## Start

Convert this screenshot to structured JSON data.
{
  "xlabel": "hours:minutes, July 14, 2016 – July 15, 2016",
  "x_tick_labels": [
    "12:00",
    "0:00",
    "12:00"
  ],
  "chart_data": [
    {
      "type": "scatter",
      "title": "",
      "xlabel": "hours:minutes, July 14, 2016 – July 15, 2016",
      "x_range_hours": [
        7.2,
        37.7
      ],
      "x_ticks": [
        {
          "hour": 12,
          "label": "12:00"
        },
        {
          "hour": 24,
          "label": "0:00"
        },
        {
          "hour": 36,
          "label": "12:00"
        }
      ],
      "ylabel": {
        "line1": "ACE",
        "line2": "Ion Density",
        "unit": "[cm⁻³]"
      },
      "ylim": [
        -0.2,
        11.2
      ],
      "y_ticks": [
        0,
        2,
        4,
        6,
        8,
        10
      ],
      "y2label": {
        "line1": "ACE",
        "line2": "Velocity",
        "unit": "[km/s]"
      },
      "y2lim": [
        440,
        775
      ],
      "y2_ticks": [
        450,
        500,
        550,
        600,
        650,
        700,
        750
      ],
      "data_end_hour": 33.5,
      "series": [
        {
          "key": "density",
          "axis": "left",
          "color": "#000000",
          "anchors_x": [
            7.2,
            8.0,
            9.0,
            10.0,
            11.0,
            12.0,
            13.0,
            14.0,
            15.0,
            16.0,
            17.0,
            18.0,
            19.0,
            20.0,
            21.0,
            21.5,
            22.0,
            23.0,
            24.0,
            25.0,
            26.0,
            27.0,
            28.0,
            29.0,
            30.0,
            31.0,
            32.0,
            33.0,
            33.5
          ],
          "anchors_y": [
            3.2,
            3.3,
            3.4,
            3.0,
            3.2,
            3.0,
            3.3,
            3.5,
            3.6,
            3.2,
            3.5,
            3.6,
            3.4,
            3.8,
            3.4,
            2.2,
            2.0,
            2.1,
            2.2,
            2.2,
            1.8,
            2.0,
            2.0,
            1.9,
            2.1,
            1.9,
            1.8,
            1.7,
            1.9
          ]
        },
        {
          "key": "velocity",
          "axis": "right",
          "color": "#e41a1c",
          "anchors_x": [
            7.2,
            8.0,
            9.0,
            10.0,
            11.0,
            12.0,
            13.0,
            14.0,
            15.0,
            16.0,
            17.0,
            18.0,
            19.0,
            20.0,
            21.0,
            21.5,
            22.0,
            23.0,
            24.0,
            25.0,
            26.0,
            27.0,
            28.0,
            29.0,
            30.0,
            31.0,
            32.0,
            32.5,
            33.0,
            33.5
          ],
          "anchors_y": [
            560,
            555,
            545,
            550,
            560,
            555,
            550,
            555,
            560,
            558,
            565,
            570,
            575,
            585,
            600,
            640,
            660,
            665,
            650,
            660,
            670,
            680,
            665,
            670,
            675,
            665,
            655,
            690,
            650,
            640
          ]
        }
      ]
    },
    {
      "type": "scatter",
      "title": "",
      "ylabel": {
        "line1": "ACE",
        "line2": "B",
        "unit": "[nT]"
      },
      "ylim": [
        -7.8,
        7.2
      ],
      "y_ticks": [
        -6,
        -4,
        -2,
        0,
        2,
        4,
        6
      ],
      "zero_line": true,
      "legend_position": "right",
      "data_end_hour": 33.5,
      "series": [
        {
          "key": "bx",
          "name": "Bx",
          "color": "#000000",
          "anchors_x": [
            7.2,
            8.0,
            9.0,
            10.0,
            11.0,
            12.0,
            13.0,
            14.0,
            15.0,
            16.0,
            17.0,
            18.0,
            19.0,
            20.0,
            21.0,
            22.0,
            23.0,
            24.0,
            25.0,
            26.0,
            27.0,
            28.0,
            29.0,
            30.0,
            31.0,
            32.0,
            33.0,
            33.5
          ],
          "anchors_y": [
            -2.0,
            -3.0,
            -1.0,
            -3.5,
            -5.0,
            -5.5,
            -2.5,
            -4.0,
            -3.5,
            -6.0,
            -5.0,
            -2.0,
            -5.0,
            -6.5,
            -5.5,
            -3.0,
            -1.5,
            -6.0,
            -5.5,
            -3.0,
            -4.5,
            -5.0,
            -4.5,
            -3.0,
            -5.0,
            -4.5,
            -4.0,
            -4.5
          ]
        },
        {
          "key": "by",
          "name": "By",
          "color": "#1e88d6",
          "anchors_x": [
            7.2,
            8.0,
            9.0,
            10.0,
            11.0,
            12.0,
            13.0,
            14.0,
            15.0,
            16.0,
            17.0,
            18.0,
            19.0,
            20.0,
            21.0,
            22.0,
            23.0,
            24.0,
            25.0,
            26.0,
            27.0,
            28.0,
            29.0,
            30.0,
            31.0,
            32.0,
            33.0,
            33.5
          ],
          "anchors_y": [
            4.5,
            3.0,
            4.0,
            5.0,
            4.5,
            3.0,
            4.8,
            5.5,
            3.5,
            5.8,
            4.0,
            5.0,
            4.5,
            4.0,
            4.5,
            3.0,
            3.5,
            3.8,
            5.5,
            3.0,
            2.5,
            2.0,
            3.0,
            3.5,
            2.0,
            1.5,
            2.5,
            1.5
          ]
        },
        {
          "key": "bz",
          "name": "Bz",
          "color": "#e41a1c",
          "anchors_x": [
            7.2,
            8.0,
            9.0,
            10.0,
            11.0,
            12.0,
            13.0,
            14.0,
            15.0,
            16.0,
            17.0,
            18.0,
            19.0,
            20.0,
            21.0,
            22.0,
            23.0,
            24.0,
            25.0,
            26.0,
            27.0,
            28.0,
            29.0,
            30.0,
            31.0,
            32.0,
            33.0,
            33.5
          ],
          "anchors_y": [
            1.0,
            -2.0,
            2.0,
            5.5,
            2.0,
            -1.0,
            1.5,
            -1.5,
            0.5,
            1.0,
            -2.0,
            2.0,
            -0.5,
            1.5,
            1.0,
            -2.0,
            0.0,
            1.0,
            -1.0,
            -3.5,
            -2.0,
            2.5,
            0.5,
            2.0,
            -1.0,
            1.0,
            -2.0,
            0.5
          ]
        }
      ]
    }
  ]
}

## End

> [Given request]: The records above should be restated word for word, please.

> [Solution below]:
Convert this screenshot to structured JSON data.
{
  "xlabel": "hours:minutes, July 14, 2016 – July 15, 2016",
  "x_tick_labels": [
    "12:00",
    "0:00",
    "12:00"
  ],
  "chart_data": [
    {
      "type": "scatter",
      "title": "",
      "xlabel": "hours:minutes, July 14, 2016 – July 15, 2016",
      "x_range_hours": [
        7.2,
        37.7
      ],
      "x_ticks": [
        {
          "hour": 12,
          "label": "12:00"
        },
        {
          "hour": 24,
          "label": "0:00"
        },
        {
          "hour": 36,
          "label": "12:00"
        }
      ],
      "ylabel": {
        "line1": "ACE",
        "line2": "Ion Density",
        "unit": "[cm⁻³]"
      },
      "ylim": [
        -0.2,
        11.2
      ],
      "y_ticks": [
        0,
        2,
        4,
        6,
        8,
        10
      ],
      "y2label": {
        "line1": "ACE",
        "line2": "Velocity",
        "unit": "[km/s]"
      },
      "y2lim": [
        440,
        775
      ],
      "y2_ticks": [
        450,
        500,
        550,
        600,
        650,
        700,
        750
      ],
      "data_end_hour": 33.5,
      "series": [
        {
          "key": "density",
          "axis": "left",
          "color": "#000000",
          "anchors_x": [
            7.2,
            8.0,
            9.0,
            10.0,
            11.0,
            12.0,
            13.0,
            14.0,
            15.0,
            16.0,
            17.0,
            18.0,
            19.0,
            20.0,
            21.0,
            21.5,
            22.0,
            23.0,
            24.0,
            25.0,
            26.0,
            27.0,
            28.0,
            29.0,
            30.0,
            31.0,
            32.0,
            33.0,
            33.5
          ],
          "anchors_y": [
            3.2,
            3.3,
            3.4,
            3.0,
            3.2,
            3.0,
            3.3,
            3.5,
            3.6,
            3.2,
            3.5,
            3.6,
            3.4,
            3.8,
            3.4,
            2.2,
            2.0,
            2.1,
            2.2,
            2.2,
            1.8,
            2.0,
            2.0,
            1.9,
            2.1,
            1.9,
            1.8,
            1.7,
            1.9
          ]
        },
        {
          "key": "velocity",
          "axis": "right",
          "color": "#e41a1c",
          "anchors_x": [
            7.2,
            8.0,
            9.0,
            10.0,
            11.0,
            12.0,
            13.0,
            14.0,
            15.0,
            16.0,
            17.0,
            18.0,
            19.0,
            20.0,
            21.0,
            21.5,
            22.0,
            23.0,
            24.0,
            25.0,
            26.0,
            27.0,
            28.0,
            29.0,
            30.0,
            31.0,
            32.0,
            32.5,
            33.0,
            33.5
          ],
          "anchors_y": [
            560,
            555,
            545,
            550,
            560,
            555,
            550,
            555,
            560,
            558,
            565,
            570,
            575,
            585,
            600,
            640,
            660,
            665,
            650,
            660,
            670,
            680,
            665,
            670,
            675,
            665,
            655,
            690,
            650,
            640
          ]
        }
      ]
    },
    {
      "type": "scatter",
      "title": "",
      "ylabel": {
        "line1": "ACE",
        "line2": "B",
        "unit": "[nT]"
      },
      "ylim": [
        -7.8,
        7.2
      ],
      "y_ticks": [
        -6,
        -4,
        -2,
        0,
        2,
        4,
        6
      ],
      "zero_line": true,
      "legend_position": "right",
      "data_end_hour": 33.5,
      "series": [
        {
          "key": "bx",
          "name": "Bx",
          "color": "#000000",
          "anchors_x": [
            7.2,
            8.0,
            9.0,
            10.0,
            11.0,
            12.0,
            13.0,
            14.0,
            15.0,
            16.0,
            17.0,
            18.0,
            19.0,
            20.0,
            21.0,
            22.0,
            23.0,
            24.0,
            25.0,
            26.0,
            27.0,
            28.0,
            29.0,
            30.0,
            31.0,
            32.0,
            33.0,
            33.5
          ],
          "anchors_y": [
            -2.0,
            -3.0,
            -1.0,
            -3.5,
            -5.0,
            -5.5,
            -2.5,
            -4.0,
            -3.5,
            -6.0,
            -5.0,
            -2.0,
            -5.0,
            -6.5,
            -5.5,
            -3.0,
            -1.5,
            -6.0,
            -5.5,
            -3.0,
            -4.5,
            -5.0,
            -4.5,
            -3.0,
            -5.0,
            -4.5,
            -4.0,
            -4.5
          ]
        },
        {
          "key": "by",
          "name": "By",
          "color": "#1e88d6",
          "anchors_x": [
            7.2,
            8.0,
            9.0,
            10.0,
            11.0,
            12.0,
            13.0,
            14.0,
            15.0,
            16.0,
            17.0,
            18.0,
            19.0,
            20.0,
            21.0,
            22.0,
            23.0,
            24.0,
            25.0,
            26.0,
            27.0,
            28.0,
            29.0,
            30.0,
            31.0,
            32.0,
            33.0,
            33.5
          ],
          "anchors_y": [
            4.5,
            3.0,
            4.0,
            5.0,
            4.5,
            3.0,
            4.8,
            5.5,
            3.5,
            5.8,
            4.0,
            5.0,
            4.5,
            4.0,
            4.5,
            3.0,
            3.5,
            3.8,
            5.5,
            3.0,
            2.5,
            2.0,
            3.0,
            3.5,
            2.0,
            1.5,
            2.5,
            1.5
          ]
        },
        {
          "key": "bz",
          "name": "Bz",
          "color": "#e41a1c",
          "anchors_x": [
            7.2,
            8.0,
            9.0,
            10.0,
            11.0,
            12.0,
            13.0,
            14.0,
            15.0,
            16.0,
            17.0,
            18.0,
            19.0,
            20.0,
            21.0,
            22.0,
            23.0,
            24.0,
            25.0,
            26.0,
            27.0,
            28.0,
            29.0,
            30.0,
            31.0,
            32.0,
            33.0,
            33.5
          ],
          "anchors_y": [
            1.0,
            -2.0,
            2.0,
            5.5,
            2.0,
            -1.0,
            1.5,
            -1.5,
            0.5,
            1.0,
            -2.0,
            2.0,
            -0.5,
            1.5,
            1.0,
            -2.0,
            0.0,
            1.0,
            -1.0,
            -3.5,
            -2.0,
            2.5,
            0.5,
            2.0,
            -1.0,
            1.0,
            -2.0,
            0.5
          ]
        }
      ]
    }
  ]
}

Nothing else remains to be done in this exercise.